"""

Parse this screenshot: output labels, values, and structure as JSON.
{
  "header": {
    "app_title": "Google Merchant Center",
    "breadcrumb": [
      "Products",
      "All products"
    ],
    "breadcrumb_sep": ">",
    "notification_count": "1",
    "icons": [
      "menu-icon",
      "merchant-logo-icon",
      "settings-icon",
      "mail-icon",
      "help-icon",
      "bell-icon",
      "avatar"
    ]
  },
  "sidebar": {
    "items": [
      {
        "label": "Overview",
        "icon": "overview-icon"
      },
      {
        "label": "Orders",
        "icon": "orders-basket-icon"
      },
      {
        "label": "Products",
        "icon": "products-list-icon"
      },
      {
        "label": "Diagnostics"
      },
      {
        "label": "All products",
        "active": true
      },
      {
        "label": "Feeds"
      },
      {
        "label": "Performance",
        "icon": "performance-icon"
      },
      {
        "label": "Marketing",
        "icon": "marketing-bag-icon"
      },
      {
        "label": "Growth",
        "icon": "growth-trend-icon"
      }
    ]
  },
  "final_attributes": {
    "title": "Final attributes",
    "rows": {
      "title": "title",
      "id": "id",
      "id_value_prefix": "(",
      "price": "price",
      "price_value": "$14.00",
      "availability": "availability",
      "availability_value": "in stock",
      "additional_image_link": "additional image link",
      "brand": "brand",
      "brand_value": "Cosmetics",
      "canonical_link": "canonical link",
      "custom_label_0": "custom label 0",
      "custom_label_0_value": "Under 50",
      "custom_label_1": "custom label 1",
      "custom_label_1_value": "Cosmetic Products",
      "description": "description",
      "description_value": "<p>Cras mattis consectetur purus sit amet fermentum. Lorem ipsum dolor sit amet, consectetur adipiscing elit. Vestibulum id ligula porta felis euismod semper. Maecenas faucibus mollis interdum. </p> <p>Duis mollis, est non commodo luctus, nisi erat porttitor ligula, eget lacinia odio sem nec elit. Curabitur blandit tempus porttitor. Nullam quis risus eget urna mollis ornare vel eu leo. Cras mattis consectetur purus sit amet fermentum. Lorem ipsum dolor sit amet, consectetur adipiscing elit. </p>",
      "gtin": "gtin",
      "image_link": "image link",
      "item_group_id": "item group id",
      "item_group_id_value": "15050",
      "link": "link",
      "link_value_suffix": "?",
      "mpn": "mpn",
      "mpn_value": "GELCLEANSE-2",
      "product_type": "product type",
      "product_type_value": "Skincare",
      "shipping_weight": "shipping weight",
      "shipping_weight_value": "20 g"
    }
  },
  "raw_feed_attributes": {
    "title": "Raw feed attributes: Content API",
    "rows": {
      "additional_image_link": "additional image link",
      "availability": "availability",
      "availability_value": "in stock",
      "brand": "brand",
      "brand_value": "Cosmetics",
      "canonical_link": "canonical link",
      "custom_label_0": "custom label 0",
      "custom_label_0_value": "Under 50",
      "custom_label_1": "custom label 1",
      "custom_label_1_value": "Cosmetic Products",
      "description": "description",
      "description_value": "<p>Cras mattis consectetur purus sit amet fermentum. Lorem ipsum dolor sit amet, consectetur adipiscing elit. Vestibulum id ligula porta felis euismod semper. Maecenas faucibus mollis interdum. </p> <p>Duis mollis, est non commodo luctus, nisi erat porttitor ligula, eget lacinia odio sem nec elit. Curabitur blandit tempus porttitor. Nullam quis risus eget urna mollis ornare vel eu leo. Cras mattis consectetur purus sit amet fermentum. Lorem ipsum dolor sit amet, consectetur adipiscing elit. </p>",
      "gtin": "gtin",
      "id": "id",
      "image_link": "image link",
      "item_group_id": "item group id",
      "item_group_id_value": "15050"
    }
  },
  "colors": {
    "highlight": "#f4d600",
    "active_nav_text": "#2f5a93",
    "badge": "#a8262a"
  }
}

"""

▸ Directions: Recopy all the lines exactly as they appear.

▸ Task response:
Parse this screenshot: output labels, values, and structure as JSON.
{
  "header": {
    "app_title": "Google Merchant Center",
    "breadcrumb": [
      "Products",
      "All products"
    ],
    "breadcrumb_sep": ">",
    "notification_count": "1",
    "icons": [
      "menu-icon",
      "merchant-logo-icon",
      "settings-icon",
      "mail-icon",
      "help-icon",
      "bell-icon",
      "avatar"
    ]
  },
  "sidebar": {
    "items": [
      {
        "label": "Overview",
        "icon": "overview-icon"
      },
      {
        "label": "Orders",
        "icon": "orders-basket-icon"
      },
      {
        "label": "Products",
        "icon": "products-list-icon"
      },
      {
        "label": "Diagnostics"
      },
      {
        "label": "All products",
        "active": true
      },
      {
        "label": "Feeds"
      },
      {
        "label": "Performance",
        "icon": "performance-icon"
      },
      {
        "label": "Marketing",
        "icon": "marketing-bag-icon"
      },
      {
        "label": "Growth",
        "icon": "growth-trend-icon"
      }
    ]
  },
  "final_attributes": {
    "title": "Final attributes",
    "rows": {
      "title": "title",
      "id": "id",
      "id_value_prefix": "(",
      "price": "price",
      "price_value": "$14.00",
      "availability": "availability",
      "availability_value": "in stock",
      "additional_image_link": "additional image link",
      "brand": "brand",
      "brand_value": "Cosmetics",
      "canonical_link": "canonical link",
      "custom_label_0": "custom label 0",
      "custom_label_0_value": "Under 50",
      "custom_label_1": "custom label 1",
      "custom_label_1_value": "Cosmetic Products",
      "description": "description",
      "description_value": "<p>Cras mattis consectetur purus sit amet fermentum. Lorem ipsum dolor sit amet, consectetur adipiscing elit. Vestibulum id ligula porta felis euismod semper. Maecenas faucibus mollis interdum. </p> <p>Duis mollis, est non commodo luctus, nisi erat porttitor ligula, eget lacinia odio sem nec elit. Curabitur blandit tempus porttitor. Nullam quis risus eget urna mollis ornare vel eu leo. Cras mattis consectetur purus sit amet fermentum. Lorem ipsum dolor sit amet, consectetur adipiscing elit. </p>",
      "gtin": "gtin",
      "image_link": "image link",
      "item_group_id": "item group id",
      "item_group_id_value": "15050",
      "link": "link",
      "link_value_suffix": "?",
      "mpn": "mpn",
      "mpn_value": "GELCLEANSE-2",
      "product_type": "product type",
      "product_type_value": "Skincare",
      "shipping_weight": "shipping weight",
      "shipping_weight_value": "20 g"
    }
  },
  "raw_feed_attributes": {
    "title": "Raw feed attributes: Content API",
    "rows": {
      "additional_image_link": "additional image link",
      "availability": "availability",
      "availability_value": "in stock",
      "brand": "brand",
      "brand_value": "Cosmetics",
      "canonical_link": "canonical link",
      "custom_label_0": "custom label 0",
      "custom_label_0_value": "Under 50",
      "custom_label_1": "custom label 1",
      "custom_label_1_value": "Cosmetic Products",
      "description": "description",
      "description_value": "<p>Cras mattis consectetur purus sit amet fermentum. Lorem ipsum dolor sit amet, consectetur adipiscing elit. Vestibulum id ligula porta felis euismod semper. Maecenas faucibus mollis interdum. </p> <p>Duis mollis, est non commodo luctus, nisi erat porttitor ligula, eget lacinia odio sem nec elit. Curabitur blandit tempus porttitor. Nullam quis risus eget urna mollis ornare vel eu leo. Cras mattis consectetur purus sit amet fermentum. Lorem ipsum dolor sit amet, consectetur adipiscing elit. </p>",
      "gtin": "gtin",
      "id": "id",
      "image_link": "image link",
      "item_group_id": "item group id",
      "item_group_id_value": "15050"
    }
  },
  "colors": {
    "highlight": "#f4d600",
    "active_nav_text": "#2f5a93",
    "badge": "#a8262a"
  }
}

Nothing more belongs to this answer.